[Items listed in a dataset]
================================
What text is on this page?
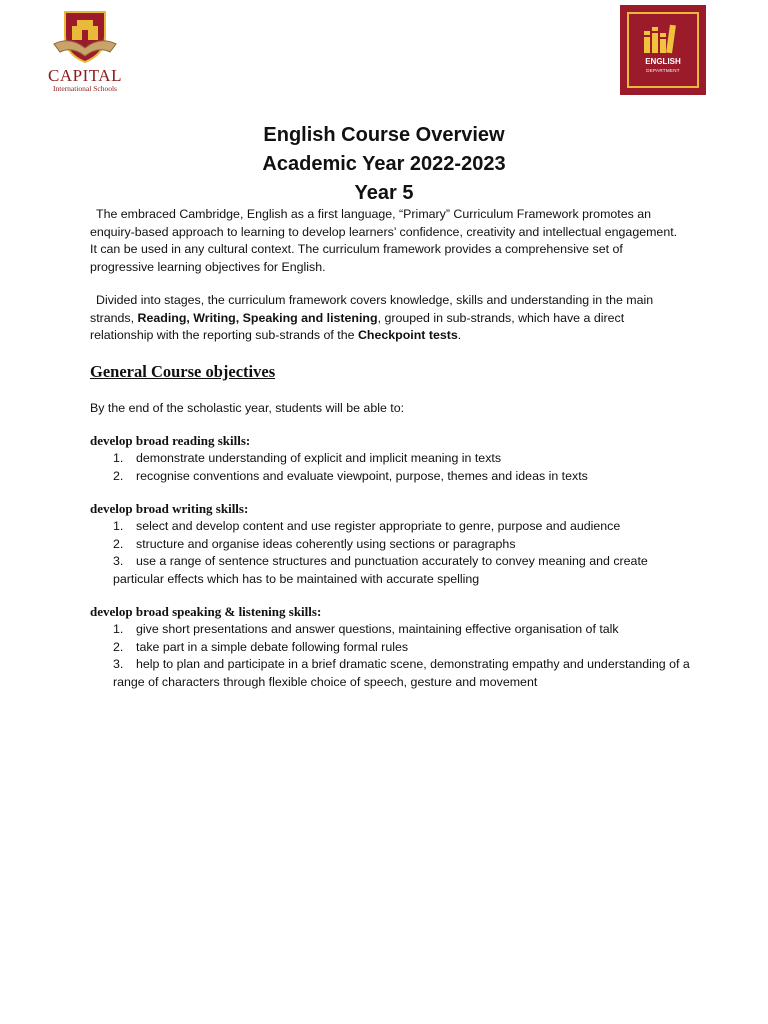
CAPITAL
International Schools
ENGLISH
DEPARTMENT
English Course Overview
Academic Year 2022-2023
Year 5
The embraced Cambridge, English as a first language, “Primary” Curriculum Framework promotes an enquiry-based approach to learning to develop learners’ confidence, creativity and intellectual engagement. It can be used in any cultural context. The curriculum framework provides a comprehensive set of progressive learning objectives for English.
Divided into stages, the curriculum framework covers knowledge, skills and understanding in the main strands, Reading, Writing, Speaking and listening, grouped in sub-strands, which have a direct relationship with the reporting sub-strands of the Checkpoint tests.
General Course objectives
By the end of the scholastic year, students will be able to:
develop broad reading skills:
1. demonstrate understanding of explicit and implicit meaning in texts
2. recognise conventions and evaluate viewpoint, purpose, themes and ideas in texts
develop broad writing skills:
1. select and develop content and use register appropriate to genre, purpose and audience
2. structure and organise ideas coherently using sections or paragraphs
3. use a range of sentence structures and punctuation accurately to convey meaning and create particular effects which has to be maintained with accurate spelling
develop broad speaking & listening skills:
1. give short presentations and answer questions, maintaining effective organisation of talk
2. take part in a simple debate following formal rules
3. help to plan and participate in a brief dramatic scene, demonstrating empathy and understanding of a range of characters through flexible choice of speech, gesture and movement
================================
Given request:
Omit the pictures and output all of the other material exactly.

Output for this task:
What text is on this page?
CAPITAL
International Schools
ENGLISH
DEPARTMENT
English Course Overview
Academic Year 2022-2023
Year 5
The embraced Cambridge, English as a first language, “Primary” Curriculum Framework promotes an enquiry-based approach to learning to develop learners’ confidence, creativity and intellectual engagement. It can be used in any cultural context. The curriculum framework provides a comprehensive set of progressive learning objectives for English.
Divided into stages, the curriculum framework covers knowledge, skills and understanding in the main strands, Reading, Writing, Speaking and listening, grouped in sub-strands, which have a direct relationship with the reporting sub-strands of the Checkpoint tests.
General Course objectives
By the end of the scholastic year, students will be able to:
develop broad reading skills:
1. demonstrate understanding of explicit and implicit meaning in texts
2. recognise conventions and evaluate viewpoint, purpose, themes and ideas in texts
develop broad writing skills:
1. select and develop content and use register appropriate to genre, purpose and audience
2. structure and organise ideas coherently using sections or paragraphs
3. use a range of sentence structures and punctuation accurately to convey meaning and create particular effects which has to be maintained with accurate spelling
develop broad speaking & listening skills:
1. give short presentations and answer questions, maintaining effective organisation of talk
2. take part in a simple debate following formal rules
3. help to plan and participate in a brief dramatic scene, demonstrating empathy and understanding of a range of characters through flexible choice of speech, gesture and movement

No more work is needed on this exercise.